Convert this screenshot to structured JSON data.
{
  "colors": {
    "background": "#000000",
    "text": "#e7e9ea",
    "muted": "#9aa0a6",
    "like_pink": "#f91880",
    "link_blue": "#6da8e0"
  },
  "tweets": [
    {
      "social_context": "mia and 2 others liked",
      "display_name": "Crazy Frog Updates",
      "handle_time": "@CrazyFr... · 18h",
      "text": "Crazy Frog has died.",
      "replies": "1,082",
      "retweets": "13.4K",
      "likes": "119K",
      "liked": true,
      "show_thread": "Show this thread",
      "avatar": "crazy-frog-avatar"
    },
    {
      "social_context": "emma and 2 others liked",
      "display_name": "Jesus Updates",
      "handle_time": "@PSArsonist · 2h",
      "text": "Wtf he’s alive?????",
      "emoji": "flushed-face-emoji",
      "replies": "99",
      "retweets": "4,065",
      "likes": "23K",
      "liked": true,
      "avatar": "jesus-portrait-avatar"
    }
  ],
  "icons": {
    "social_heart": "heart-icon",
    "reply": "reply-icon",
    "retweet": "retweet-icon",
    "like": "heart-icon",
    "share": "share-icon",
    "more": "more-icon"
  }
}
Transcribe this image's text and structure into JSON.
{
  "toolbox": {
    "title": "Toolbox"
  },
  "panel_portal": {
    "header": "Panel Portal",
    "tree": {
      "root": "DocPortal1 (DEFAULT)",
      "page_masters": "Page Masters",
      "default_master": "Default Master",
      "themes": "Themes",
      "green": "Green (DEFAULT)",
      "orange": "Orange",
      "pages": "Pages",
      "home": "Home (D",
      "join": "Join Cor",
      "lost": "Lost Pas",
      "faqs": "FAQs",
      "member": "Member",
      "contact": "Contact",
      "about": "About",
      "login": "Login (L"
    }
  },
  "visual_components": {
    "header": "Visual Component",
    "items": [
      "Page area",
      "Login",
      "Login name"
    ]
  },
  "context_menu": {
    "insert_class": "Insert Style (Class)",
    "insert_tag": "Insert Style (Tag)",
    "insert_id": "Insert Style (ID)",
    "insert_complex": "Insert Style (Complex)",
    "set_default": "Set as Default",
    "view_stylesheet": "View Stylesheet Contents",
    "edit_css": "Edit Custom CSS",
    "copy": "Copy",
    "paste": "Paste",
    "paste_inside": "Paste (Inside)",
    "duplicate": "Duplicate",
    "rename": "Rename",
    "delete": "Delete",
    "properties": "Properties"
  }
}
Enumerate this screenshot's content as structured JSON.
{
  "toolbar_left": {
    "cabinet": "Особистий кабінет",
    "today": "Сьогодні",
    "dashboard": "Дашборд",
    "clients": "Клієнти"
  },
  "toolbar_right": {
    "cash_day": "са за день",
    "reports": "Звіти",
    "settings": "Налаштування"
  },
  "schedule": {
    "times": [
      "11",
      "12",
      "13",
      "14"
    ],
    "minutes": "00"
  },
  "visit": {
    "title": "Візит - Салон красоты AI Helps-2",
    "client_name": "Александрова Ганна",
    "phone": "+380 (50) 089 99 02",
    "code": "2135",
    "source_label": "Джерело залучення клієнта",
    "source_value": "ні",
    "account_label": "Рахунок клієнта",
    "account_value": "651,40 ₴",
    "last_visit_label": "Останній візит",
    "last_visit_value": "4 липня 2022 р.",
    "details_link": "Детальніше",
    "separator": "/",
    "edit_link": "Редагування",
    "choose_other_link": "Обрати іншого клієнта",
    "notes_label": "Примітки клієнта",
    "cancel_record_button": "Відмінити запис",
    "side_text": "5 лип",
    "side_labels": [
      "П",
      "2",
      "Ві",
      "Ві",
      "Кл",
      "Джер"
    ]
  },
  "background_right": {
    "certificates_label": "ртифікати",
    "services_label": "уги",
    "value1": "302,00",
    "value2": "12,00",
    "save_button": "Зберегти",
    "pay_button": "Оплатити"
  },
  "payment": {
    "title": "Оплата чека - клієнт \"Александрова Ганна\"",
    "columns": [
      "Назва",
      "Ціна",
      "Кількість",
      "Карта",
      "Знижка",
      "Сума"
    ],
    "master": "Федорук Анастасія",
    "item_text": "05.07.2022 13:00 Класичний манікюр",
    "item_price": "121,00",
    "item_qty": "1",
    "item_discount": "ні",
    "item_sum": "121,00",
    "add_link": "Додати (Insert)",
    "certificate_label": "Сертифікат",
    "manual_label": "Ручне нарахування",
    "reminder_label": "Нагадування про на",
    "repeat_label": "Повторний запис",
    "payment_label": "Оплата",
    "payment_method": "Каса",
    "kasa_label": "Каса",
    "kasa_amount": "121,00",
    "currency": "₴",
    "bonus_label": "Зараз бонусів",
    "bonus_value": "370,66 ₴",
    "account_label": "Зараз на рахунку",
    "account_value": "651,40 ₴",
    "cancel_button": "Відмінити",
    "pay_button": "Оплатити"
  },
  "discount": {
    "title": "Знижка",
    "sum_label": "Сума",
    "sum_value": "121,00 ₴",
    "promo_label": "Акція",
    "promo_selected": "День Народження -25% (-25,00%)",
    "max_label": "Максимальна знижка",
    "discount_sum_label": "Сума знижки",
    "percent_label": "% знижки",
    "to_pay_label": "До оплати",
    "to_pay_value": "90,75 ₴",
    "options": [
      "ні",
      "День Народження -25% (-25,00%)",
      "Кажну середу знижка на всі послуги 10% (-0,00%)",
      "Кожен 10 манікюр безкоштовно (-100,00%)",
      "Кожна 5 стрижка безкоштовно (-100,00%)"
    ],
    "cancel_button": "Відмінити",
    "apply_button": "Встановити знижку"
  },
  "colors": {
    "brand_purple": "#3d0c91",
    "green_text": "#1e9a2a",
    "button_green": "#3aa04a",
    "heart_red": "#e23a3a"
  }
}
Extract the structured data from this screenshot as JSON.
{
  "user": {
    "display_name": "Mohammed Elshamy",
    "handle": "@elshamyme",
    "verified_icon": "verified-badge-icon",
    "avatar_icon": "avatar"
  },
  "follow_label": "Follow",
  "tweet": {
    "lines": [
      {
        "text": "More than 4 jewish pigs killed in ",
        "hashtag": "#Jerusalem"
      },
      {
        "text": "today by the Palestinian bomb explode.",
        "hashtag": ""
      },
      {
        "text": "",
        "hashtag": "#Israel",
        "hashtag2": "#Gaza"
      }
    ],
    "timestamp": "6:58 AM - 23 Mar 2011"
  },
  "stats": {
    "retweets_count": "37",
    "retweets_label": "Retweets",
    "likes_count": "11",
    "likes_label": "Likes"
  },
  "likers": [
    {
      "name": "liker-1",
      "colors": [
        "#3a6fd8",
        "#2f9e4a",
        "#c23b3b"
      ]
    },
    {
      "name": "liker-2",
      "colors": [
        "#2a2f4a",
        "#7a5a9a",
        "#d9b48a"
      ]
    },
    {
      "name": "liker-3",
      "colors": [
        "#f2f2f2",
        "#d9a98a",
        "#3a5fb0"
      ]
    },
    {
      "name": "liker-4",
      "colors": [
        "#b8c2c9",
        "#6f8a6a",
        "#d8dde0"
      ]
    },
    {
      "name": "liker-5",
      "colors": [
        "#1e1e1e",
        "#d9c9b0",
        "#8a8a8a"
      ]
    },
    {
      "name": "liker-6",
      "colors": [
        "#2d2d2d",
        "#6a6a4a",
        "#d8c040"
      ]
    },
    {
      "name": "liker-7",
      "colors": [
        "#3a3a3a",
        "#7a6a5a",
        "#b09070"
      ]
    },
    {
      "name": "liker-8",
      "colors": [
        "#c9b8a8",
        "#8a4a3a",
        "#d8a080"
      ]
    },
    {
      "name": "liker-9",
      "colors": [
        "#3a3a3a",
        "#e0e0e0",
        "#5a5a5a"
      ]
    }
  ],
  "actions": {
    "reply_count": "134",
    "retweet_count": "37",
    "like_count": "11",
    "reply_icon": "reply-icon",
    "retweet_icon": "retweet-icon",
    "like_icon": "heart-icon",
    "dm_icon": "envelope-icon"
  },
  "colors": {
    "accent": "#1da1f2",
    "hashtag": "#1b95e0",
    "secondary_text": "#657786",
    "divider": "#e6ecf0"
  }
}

### THE PROBLEM
Pull out every line containing "Ганна".

### EXERCISE RESPONSE
    "client_name": "Александрова Ганна",
    "title": "Оплата чека - клієнт \"Александрова Ганна\"",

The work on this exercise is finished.